(Excerpted passage)
:::::
Segment of the Chicago "L" (1926–1951)

The Westchester branch was a rapid transit line which was part of the Chicago "L" system from 1926 to 1951. The branch served the suburbs of Forest Park, Maywood, Bellwood, and Westchester, and consisted of nine stations. It opened on October 1, 1926, and closed on December 9, 1951.

==Operations==
The Westchester branch was 5.6 mi long, and originated from the Garfield Park Branch at the Des Plaines station in Forest Park, Illinois. Initially the line terminated at Roosevelt Road near Bellwood Avenue. On December 1, 1930, service was extended to Mannheim/22nd. Service on the Westchester branch ended on December 9, 1951, and was replaced by the Westchester bus route (originally CTA route 17, now Pace Route 317), which largely mirrored the route of the Westchester branch, though the bus route only extended as far south as Canterbury Street.
:::::
(Extracted data)

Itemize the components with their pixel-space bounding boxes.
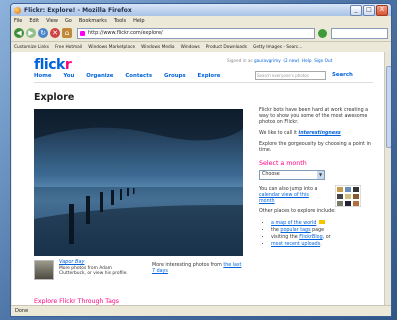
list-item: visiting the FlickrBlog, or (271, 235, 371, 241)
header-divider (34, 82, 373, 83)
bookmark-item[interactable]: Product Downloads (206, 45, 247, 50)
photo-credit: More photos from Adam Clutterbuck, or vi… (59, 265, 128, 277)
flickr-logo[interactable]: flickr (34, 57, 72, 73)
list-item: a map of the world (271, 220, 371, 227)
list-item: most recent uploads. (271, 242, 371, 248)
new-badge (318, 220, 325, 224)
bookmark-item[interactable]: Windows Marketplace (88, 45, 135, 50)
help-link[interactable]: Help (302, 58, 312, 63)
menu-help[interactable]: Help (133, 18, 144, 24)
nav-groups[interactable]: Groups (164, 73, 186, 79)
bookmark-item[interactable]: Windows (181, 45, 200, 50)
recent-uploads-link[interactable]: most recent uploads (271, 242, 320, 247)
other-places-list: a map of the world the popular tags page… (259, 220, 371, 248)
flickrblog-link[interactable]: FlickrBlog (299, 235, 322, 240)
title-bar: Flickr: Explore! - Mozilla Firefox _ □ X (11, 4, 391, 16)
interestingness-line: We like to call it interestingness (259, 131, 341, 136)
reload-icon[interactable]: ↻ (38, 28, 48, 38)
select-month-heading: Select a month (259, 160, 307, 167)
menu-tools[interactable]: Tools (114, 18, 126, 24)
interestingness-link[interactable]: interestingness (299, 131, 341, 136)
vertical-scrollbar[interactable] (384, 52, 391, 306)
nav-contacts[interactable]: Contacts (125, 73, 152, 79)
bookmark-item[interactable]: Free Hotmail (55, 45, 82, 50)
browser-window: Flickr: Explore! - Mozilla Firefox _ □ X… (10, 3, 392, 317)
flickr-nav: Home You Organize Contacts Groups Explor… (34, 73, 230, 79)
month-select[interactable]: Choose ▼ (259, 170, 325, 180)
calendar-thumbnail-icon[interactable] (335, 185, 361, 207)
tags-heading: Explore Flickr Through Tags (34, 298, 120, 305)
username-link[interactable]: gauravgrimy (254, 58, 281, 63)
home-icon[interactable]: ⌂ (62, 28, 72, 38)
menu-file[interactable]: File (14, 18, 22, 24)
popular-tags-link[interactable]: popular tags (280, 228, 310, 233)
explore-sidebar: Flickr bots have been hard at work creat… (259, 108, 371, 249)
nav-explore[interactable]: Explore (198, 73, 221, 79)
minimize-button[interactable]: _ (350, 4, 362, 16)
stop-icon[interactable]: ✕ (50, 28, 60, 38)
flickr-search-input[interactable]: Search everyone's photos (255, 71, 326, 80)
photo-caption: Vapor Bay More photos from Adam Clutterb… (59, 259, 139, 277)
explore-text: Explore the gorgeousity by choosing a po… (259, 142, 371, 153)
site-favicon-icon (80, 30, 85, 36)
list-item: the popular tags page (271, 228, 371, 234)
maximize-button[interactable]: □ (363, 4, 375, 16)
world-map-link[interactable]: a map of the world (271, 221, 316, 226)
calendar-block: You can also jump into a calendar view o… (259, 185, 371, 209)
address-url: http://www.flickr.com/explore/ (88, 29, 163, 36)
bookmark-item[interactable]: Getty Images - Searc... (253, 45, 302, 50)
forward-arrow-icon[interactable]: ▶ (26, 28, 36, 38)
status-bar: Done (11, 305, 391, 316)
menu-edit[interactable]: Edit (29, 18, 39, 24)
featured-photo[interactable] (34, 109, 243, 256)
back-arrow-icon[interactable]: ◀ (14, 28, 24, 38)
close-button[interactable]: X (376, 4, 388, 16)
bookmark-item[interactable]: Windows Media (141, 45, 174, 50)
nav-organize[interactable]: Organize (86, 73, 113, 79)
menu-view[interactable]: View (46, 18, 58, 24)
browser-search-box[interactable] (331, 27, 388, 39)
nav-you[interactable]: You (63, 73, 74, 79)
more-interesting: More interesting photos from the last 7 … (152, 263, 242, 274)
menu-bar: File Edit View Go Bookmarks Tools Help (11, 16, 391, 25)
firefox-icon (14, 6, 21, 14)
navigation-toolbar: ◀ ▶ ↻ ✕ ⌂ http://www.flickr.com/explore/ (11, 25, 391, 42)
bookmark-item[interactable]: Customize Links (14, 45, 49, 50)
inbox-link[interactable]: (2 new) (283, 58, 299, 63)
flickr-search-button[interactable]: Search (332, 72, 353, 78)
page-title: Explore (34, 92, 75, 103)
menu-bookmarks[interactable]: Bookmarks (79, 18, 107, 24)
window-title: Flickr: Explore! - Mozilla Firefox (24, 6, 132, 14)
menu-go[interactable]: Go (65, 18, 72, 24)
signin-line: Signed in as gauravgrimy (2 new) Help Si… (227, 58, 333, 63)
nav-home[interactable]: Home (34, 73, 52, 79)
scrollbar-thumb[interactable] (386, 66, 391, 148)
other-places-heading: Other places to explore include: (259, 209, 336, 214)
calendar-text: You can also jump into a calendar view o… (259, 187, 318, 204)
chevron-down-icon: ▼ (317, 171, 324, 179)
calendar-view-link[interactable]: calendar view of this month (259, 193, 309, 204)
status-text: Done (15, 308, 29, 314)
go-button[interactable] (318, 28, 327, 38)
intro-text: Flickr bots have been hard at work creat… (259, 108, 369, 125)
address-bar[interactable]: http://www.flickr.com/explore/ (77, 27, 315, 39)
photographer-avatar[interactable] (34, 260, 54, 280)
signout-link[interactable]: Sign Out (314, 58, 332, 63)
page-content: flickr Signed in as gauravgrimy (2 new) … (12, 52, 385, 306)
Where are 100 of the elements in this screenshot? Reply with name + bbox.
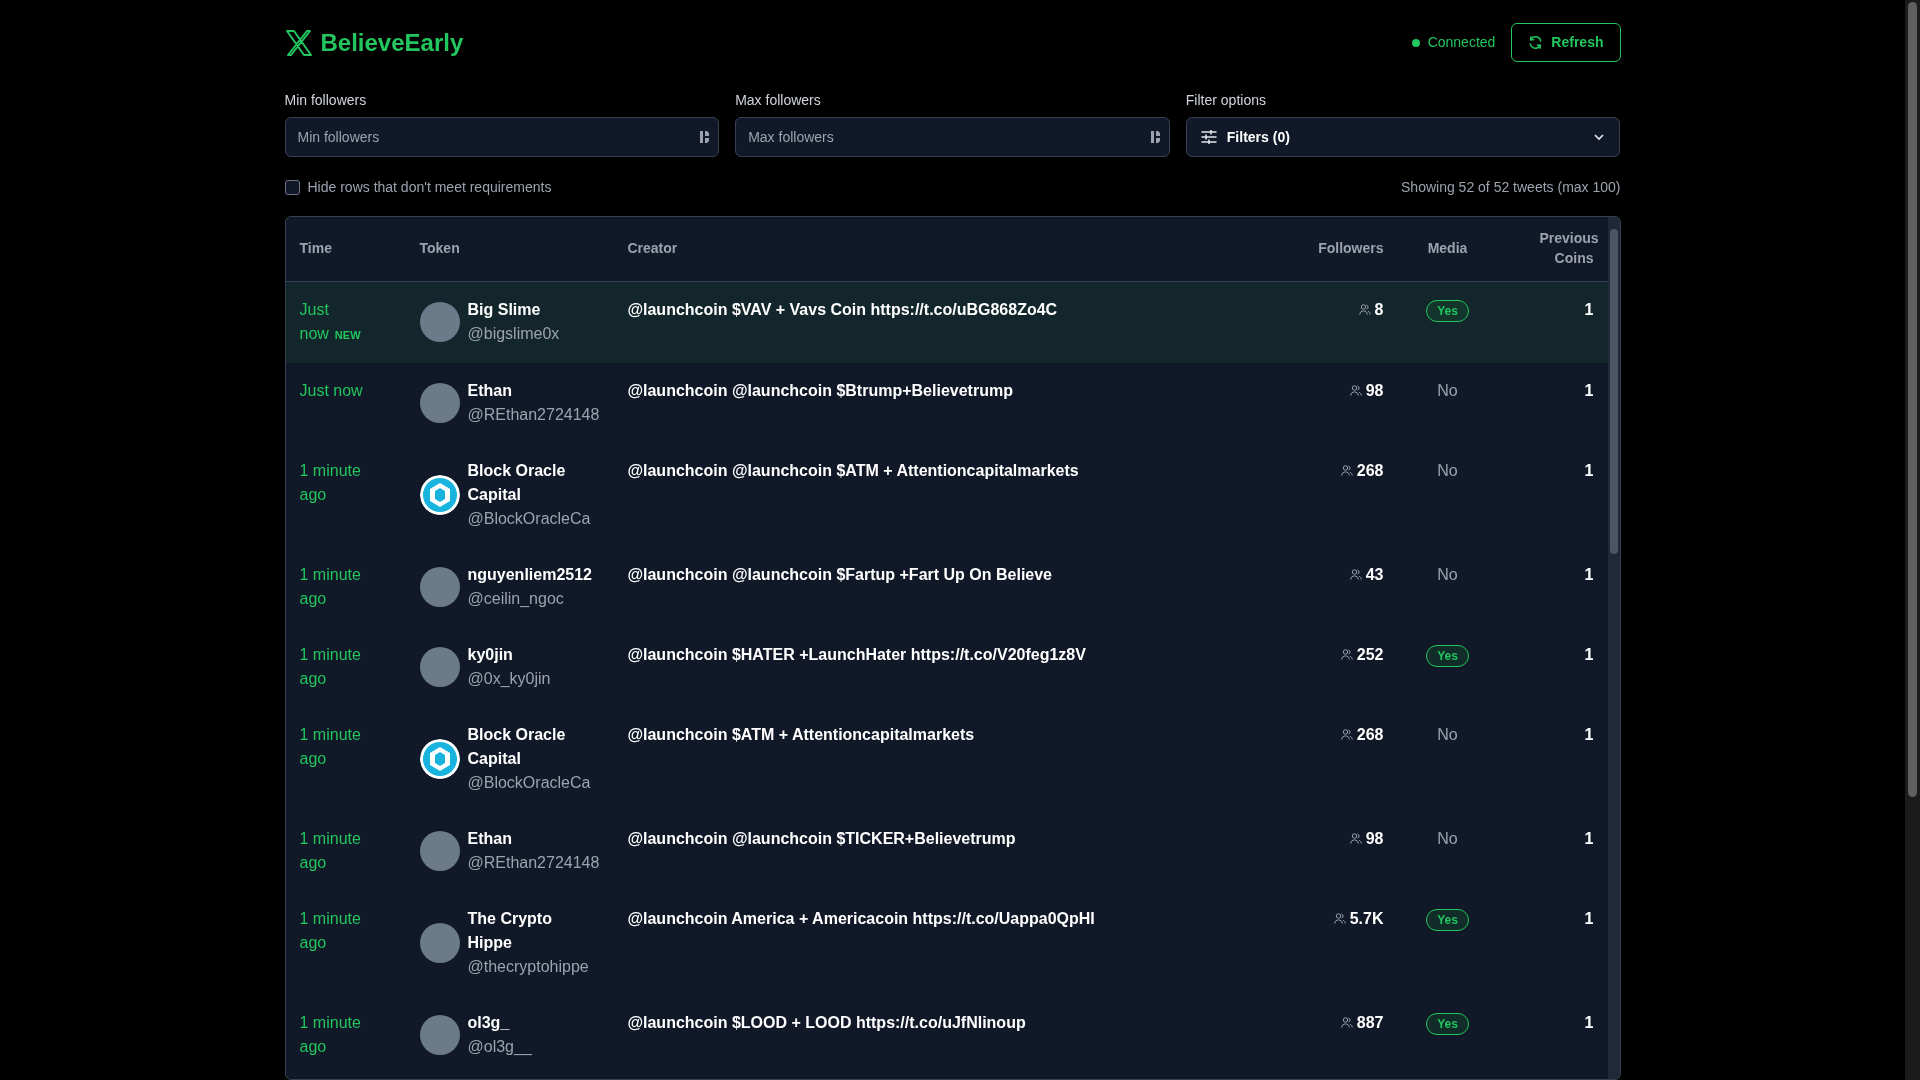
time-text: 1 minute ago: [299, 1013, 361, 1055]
:::::
(Task objective)
Print the passage on the Westchester branch of the Chicago "L" verbatim, from its heading line through its final sentence.

(Exercise answer)
Segment of the Chicago "L" (1926–1951)

The Westchester branch was a rapid transit line which was part of the Chicago "L" system from 1926 to 1951. The branch served the suburbs of Forest Park, Maywood, Bellwood, and Westchester, and consisted of nine stations. It opened on October 1, 1926, and closed on December 9, 1951.

==Operations==
The Westchester branch was 5.6 mi long, and originated from the Garfield Park Branch at the Des Plaines station in Forest Park, Illinois. Initially the line terminated at Roosevelt Road near Bellwood Avenue. On December 1, 1930, service was extended to Mannheim/22nd. Service on the Westchester branch ended on December 9, 1951, and was replaced by the Westchester bus route (originally CTA route 17, now Pace Route 317), which largely mirrored the route of the Westchester branch, though the bus route only extended as far south as Canterbury Street.